For every line in the records that has the word "marker", make a copy.

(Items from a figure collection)
------
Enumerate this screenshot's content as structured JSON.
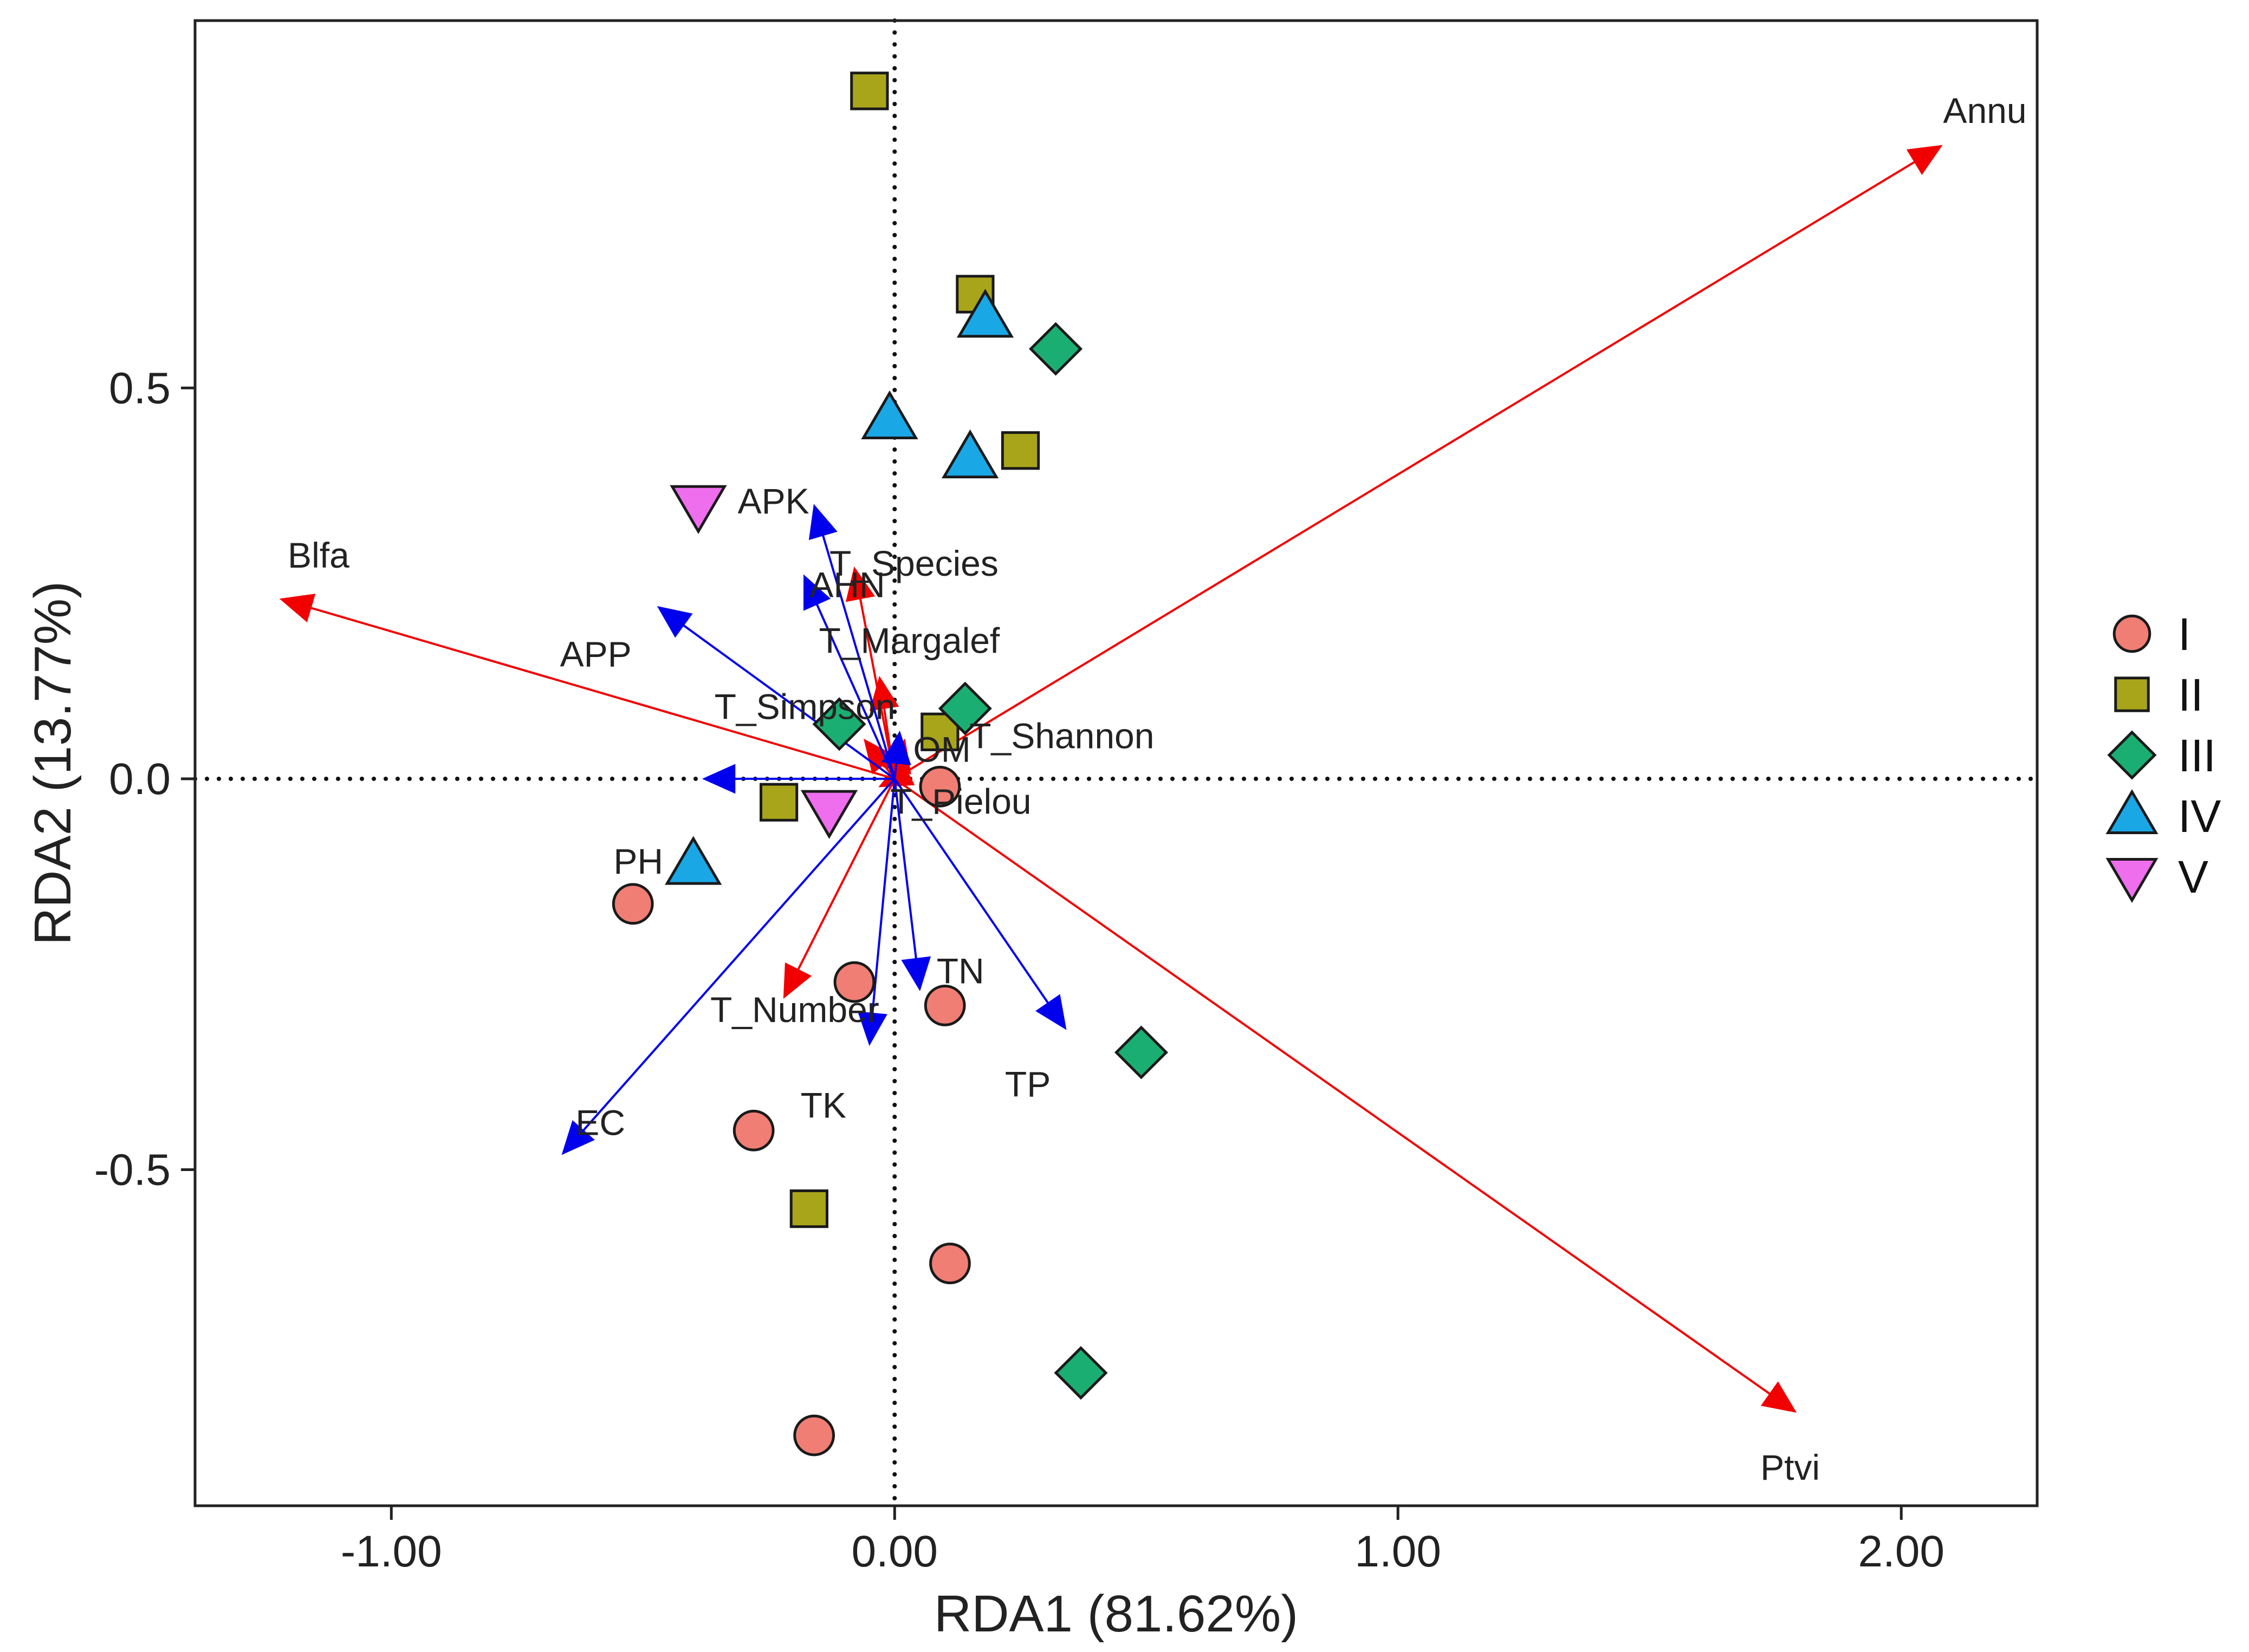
{
  "chart_data": {
    "type": "scatter",
    "subtype": "rda-biplot",
    "title": "",
    "xlabel": "RDA1 (81.62%)",
    "ylabel": "RDA2 (13.77%)",
    "xlim": [
      -1.39,
      2.27
    ],
    "ylim": [
      -0.93,
      0.97
    ],
    "x_ticks": [
      {
        "value": -1.0,
        "label": "-1.00"
      },
      {
        "value": 0.0,
        "label": "0.00"
      },
      {
        "value": 1.0,
        "label": "1.00"
      },
      {
        "value": 2.0,
        "label": "2.00"
      }
    ],
    "y_ticks": [
      {
        "value": 0.5,
        "label": "0.5"
      },
      {
        "value": 0.0,
        "label": "0.0"
      },
      {
        "value": -0.5,
        "label": "-0.5"
      }
    ],
    "grid": false,
    "zero_lines": "dotted",
    "legend_position": "right",
    "series": [
      {
        "name": "I",
        "marker": "circle",
        "color": "#F07E74",
        "points": [
          [
            0.09,
            -0.01
          ],
          [
            -0.52,
            -0.16
          ],
          [
            -0.08,
            -0.26
          ],
          [
            0.1,
            -0.29
          ],
          [
            -0.28,
            -0.45
          ],
          [
            0.11,
            -0.62
          ],
          [
            -0.16,
            -0.84
          ]
        ]
      },
      {
        "name": "II",
        "marker": "square",
        "color": "#A9A51A",
        "points": [
          [
            -0.05,
            0.88
          ],
          [
            0.16,
            0.62
          ],
          [
            0.25,
            0.42
          ],
          [
            0.09,
            0.06
          ],
          [
            -0.23,
            -0.03
          ],
          [
            -0.17,
            -0.55
          ]
        ]
      },
      {
        "name": "III",
        "marker": "diamond",
        "color": "#1BAE72",
        "points": [
          [
            0.32,
            0.55
          ],
          [
            0.14,
            0.09
          ],
          [
            -0.11,
            0.07
          ],
          [
            0.49,
            -0.35
          ],
          [
            0.37,
            -0.76
          ]
        ]
      },
      {
        "name": "IV",
        "marker": "triangle-up",
        "color": "#1AA7E6",
        "points": [
          [
            0.18,
            0.59
          ],
          [
            -0.01,
            0.46
          ],
          [
            0.15,
            0.41
          ],
          [
            -0.4,
            -0.11
          ]
        ]
      },
      {
        "name": "V",
        "marker": "triangle-down",
        "color": "#EE6EEE",
        "points": [
          [
            -0.39,
            0.35
          ],
          [
            -0.13,
            -0.04
          ]
        ]
      }
    ],
    "arrows": [
      {
        "label": "Annu",
        "group": "species",
        "x": 2.08,
        "y": 0.81
      },
      {
        "label": "Blfa",
        "group": "species",
        "x": -1.22,
        "y": 0.23
      },
      {
        "label": "Ptvi",
        "group": "species",
        "x": 1.79,
        "y": -0.81
      },
      {
        "label": "T_Species",
        "group": "species",
        "x": -0.08,
        "y": 0.27
      },
      {
        "label": "T_Margalef",
        "group": "species",
        "x": -0.03,
        "y": 0.13
      },
      {
        "label": "T_Shannon",
        "group": "species",
        "x": 0.02,
        "y": 0.05
      },
      {
        "label": "T_Simpson",
        "group": "species",
        "x": -0.06,
        "y": 0.05
      },
      {
        "label": "T_Pielou",
        "group": "species",
        "x": -0.03,
        "y": -0.01
      },
      {
        "label": "T_Number",
        "group": "species",
        "x": -0.22,
        "y": -0.28
      },
      {
        "label": "APK",
        "group": "environment",
        "x": -0.16,
        "y": 0.35
      },
      {
        "label": "AHN",
        "group": "environment",
        "x": -0.18,
        "y": 0.26
      },
      {
        "label": "APP",
        "group": "environment",
        "x": -0.47,
        "y": 0.22
      },
      {
        "label": "OM",
        "group": "environment",
        "x": 0.01,
        "y": 0.06
      },
      {
        "label": "PH",
        "group": "environment",
        "x": -0.38,
        "y": 0.0
      },
      {
        "label": "TN",
        "group": "environment",
        "x": 0.05,
        "y": -0.27
      },
      {
        "label": "TK",
        "group": "environment",
        "x": -0.05,
        "y": -0.34
      },
      {
        "label": "TP",
        "group": "environment",
        "x": 0.34,
        "y": -0.32
      },
      {
        "label": "EC",
        "group": "environment",
        "x": -0.66,
        "y": -0.48
      }
    ],
    "arrow_colors": {
      "species": "#F20000",
      "environment": "#0000EE"
    }
  }
}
------
§ **EXERCISE RESPONSE**
        "marker": "circle",
        "marker": "square",
        "marker": "diamond",
        "marker": "triangle-up",
        "marker": "triangle-down",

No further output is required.